# What the task asks:
Extract every line below that contains the word "Подраздел".

Collected data entries
>>>>>

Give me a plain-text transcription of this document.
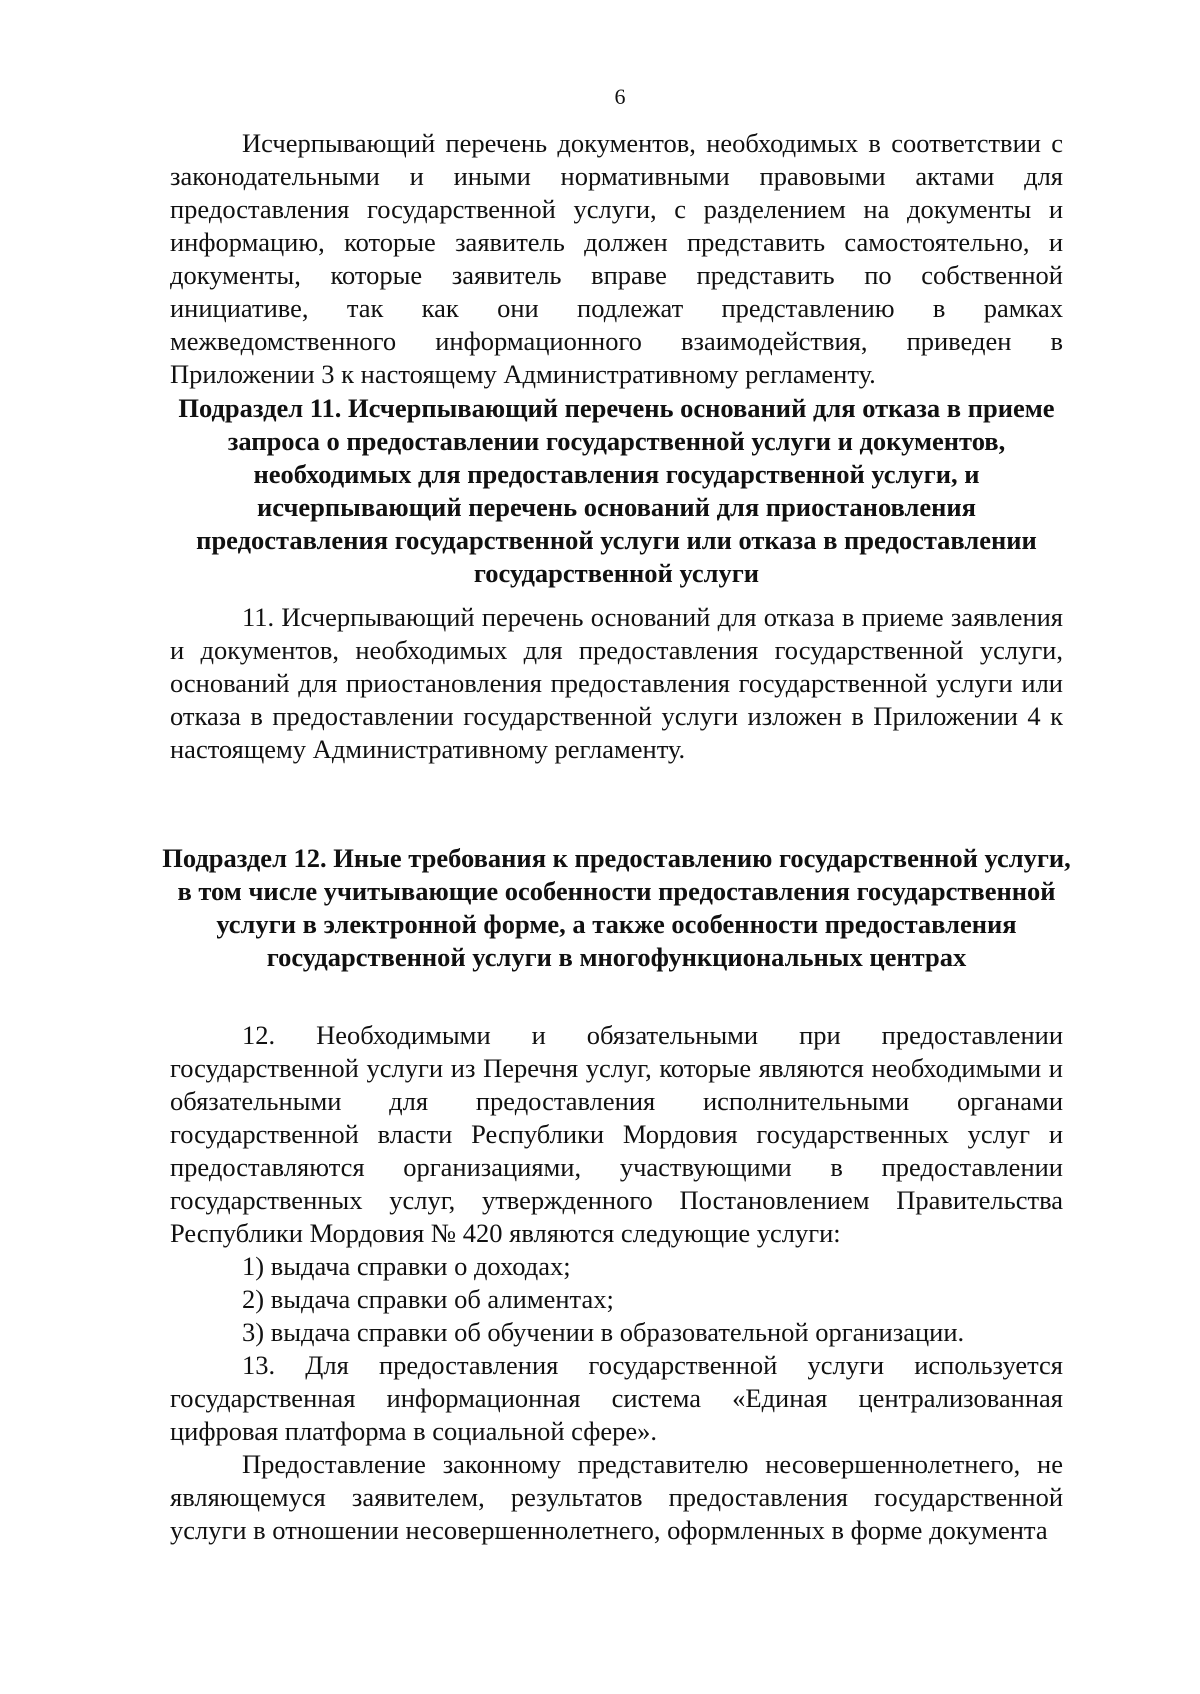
6

Исчерпывающий перечень документов, необходимых в соответствии с законодательными и иными нормативными правовыми актами для предоставления государственной услуги, с разделением на документы и информацию, которые заявитель должен представить самостоятельно, и документы, которые заявитель вправе представить по собственной инициативе, так как они подлежат представлению в рамках межведомственного информационного взаимодействия, приведен в Приложении 3 к настоящему Административному регламенту.

Подраздел 11. Исчерпывающий перечень оснований для отказа в приеме запроса о предоставлении государственной услуги и документов, необходимых для предоставления государственной услуги, и исчерпывающий перечень оснований для приостановления предоставления государственной услуги или отказа в предоставлении государственной услуги

11. Исчерпывающий перечень оснований для отказа в приеме заявления и документов, необходимых для предоставления государственной услуги, оснований для приостановления предоставления государственной услуги или отказа в предоставлении государственной услуги изложен в Приложении 4 к настоящему Административному регламенту.

Подраздел 12. Иные требования к предоставлению государственной услуги, в том числе учитывающие особенности предоставления государственной услуги в электронной форме, а также особенности предоставления государственной услуги в многофункциональных центрах

12. Необходимыми и обязательными при предоставлении государственной услуги из Перечня услуг, которые являются необходимыми и обязательными для предоставления исполнительными органами государственной власти Республики Мордовия государственных услуг и предоставляются организациями, участвующими в предоставлении государственных услуг, утвержденного Постановлением Правительства Республики Мордовия № 420 являются следующие услуги:

1) выдача справки о доходах;

2) выдача справки об алиментах;

3) выдача справки об обучении в образовательной организации.

13. Для предоставления государственной услуги используется государственная информационная система «Единая централизованная цифровая платформа в социальной сфере».

Предоставление законному представителю несовершеннолетнего, не являющемуся заявителем, результатов предоставления государственной услуги в отношении несовершеннолетнего, оформленных в форме документа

<<<<<

# Output of the exercise:
Подраздел 11. Исчерпывающий перечень оснований для отказа в приеме запроса о предоставлении государственной услуги и документов, необходимых для предоставления государственной услуги, и исчерпывающий перечень оснований для приостановления предоставления государственной услуги или отказа в предоставлении государственной услуги
Подраздел 12. Иные требования к предоставлению государственной услуги, в том числе учитывающие особенности предоставления государственной услуги в электронной форме, а также особенности предоставления государственной услуги в многофункциональных центрах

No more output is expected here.